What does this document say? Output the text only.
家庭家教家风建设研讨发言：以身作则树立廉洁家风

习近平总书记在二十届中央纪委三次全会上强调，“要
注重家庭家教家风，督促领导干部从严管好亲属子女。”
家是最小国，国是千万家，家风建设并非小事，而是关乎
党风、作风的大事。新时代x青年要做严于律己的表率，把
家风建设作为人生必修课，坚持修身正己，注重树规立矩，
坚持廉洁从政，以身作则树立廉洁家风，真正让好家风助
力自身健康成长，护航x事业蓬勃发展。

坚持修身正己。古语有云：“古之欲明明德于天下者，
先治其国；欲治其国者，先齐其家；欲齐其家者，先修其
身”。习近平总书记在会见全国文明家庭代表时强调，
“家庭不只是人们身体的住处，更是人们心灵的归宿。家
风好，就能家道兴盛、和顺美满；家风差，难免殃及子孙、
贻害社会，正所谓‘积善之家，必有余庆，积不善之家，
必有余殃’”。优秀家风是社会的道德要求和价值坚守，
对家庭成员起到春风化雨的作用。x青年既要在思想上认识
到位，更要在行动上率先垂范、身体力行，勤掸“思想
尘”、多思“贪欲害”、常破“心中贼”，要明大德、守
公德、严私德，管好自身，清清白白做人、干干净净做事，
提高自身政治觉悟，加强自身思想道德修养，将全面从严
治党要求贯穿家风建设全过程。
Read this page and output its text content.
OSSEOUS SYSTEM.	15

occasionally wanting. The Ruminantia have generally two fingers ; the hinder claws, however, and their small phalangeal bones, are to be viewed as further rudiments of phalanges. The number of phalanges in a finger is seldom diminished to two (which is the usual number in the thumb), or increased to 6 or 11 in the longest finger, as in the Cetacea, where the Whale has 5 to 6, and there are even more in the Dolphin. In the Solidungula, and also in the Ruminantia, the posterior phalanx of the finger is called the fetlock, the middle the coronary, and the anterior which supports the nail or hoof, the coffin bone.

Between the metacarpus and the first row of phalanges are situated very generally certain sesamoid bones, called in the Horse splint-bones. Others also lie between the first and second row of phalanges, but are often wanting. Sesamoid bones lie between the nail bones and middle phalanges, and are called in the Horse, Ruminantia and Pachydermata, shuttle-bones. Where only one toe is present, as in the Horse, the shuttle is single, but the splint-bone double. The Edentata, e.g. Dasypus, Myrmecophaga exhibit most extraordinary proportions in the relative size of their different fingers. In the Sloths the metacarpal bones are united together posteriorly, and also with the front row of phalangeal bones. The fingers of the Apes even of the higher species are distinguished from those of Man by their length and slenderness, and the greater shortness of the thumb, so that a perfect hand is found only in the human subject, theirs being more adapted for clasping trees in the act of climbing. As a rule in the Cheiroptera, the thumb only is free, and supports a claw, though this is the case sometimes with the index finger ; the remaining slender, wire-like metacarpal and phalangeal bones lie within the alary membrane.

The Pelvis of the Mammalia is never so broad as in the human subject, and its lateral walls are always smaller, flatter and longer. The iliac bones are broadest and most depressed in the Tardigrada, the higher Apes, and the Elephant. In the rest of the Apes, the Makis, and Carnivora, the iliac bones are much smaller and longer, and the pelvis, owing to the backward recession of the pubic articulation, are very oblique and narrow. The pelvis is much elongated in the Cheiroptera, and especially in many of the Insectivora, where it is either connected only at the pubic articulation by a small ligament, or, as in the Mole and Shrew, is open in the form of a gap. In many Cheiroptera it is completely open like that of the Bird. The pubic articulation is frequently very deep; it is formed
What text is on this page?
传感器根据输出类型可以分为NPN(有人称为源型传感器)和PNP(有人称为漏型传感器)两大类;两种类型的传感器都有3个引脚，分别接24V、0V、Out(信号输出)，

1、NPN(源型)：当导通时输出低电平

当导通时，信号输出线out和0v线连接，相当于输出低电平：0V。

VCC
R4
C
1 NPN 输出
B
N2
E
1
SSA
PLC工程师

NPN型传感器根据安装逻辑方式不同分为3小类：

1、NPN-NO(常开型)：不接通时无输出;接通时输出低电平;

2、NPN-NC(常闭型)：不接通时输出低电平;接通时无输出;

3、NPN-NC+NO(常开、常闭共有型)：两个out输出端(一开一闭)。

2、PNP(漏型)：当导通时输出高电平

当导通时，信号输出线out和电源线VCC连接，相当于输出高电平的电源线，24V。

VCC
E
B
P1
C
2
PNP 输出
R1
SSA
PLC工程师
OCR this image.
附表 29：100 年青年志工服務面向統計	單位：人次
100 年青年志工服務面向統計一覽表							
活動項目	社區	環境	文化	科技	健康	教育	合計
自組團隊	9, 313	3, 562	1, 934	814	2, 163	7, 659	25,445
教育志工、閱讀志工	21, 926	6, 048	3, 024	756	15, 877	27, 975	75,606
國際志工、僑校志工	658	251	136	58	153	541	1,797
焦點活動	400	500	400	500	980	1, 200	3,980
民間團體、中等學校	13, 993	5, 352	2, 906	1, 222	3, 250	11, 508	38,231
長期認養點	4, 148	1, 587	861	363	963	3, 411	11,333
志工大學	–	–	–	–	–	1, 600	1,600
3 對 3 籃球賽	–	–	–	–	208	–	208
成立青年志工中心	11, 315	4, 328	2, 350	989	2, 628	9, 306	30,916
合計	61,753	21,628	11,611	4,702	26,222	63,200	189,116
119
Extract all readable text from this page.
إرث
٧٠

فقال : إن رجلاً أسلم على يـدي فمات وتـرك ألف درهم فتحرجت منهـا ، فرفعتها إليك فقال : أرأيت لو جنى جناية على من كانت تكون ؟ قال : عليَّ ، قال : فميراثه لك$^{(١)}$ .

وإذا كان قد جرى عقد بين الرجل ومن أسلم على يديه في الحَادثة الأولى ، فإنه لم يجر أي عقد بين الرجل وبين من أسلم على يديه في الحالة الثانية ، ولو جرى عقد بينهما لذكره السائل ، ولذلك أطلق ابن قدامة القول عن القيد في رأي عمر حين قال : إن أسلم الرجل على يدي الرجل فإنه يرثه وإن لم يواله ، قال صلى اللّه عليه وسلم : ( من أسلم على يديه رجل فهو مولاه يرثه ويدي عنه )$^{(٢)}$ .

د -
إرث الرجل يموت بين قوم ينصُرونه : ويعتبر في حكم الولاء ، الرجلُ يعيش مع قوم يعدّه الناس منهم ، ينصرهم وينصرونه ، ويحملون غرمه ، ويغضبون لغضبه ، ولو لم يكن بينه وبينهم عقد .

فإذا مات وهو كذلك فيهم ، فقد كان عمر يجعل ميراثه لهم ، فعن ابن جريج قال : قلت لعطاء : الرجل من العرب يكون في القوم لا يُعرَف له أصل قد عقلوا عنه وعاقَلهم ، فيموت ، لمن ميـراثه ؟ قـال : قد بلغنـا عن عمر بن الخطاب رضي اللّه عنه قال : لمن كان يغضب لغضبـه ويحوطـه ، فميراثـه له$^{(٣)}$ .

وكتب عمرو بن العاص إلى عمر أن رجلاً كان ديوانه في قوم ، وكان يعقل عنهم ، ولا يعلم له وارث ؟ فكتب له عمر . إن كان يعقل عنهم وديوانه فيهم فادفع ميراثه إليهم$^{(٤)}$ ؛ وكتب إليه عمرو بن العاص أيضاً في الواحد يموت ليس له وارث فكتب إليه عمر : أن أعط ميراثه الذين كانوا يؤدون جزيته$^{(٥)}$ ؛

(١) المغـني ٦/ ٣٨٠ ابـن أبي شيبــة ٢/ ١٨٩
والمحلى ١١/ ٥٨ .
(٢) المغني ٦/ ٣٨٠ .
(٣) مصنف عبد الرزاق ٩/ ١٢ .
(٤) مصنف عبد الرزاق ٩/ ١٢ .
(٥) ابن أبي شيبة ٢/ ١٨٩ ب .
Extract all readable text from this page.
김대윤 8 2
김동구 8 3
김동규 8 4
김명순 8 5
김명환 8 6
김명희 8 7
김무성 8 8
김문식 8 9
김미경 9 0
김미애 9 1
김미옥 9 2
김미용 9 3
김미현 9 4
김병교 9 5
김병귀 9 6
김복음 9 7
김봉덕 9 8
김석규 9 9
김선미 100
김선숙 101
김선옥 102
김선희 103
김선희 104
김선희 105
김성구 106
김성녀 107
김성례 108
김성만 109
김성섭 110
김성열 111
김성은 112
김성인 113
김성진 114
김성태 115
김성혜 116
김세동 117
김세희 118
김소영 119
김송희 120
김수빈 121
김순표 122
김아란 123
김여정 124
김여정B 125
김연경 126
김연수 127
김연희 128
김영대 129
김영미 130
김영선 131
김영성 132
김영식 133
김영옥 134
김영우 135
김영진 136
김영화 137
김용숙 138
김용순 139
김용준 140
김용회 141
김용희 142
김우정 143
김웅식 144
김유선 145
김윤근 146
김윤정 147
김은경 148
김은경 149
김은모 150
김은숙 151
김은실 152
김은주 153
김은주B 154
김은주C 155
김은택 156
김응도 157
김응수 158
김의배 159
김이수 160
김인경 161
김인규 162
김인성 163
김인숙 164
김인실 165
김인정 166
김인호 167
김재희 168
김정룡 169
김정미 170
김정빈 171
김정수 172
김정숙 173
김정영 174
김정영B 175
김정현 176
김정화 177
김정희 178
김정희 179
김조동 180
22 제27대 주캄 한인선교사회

* Exercise task
Using the records above, copy each line that contains "以身作则树立廉洁家风".

* Written solution
家庭家教家风建设研讨发言：以身作则树立廉洁家风
坚持廉洁从政，以身作则树立廉洁家风，真正让好家风助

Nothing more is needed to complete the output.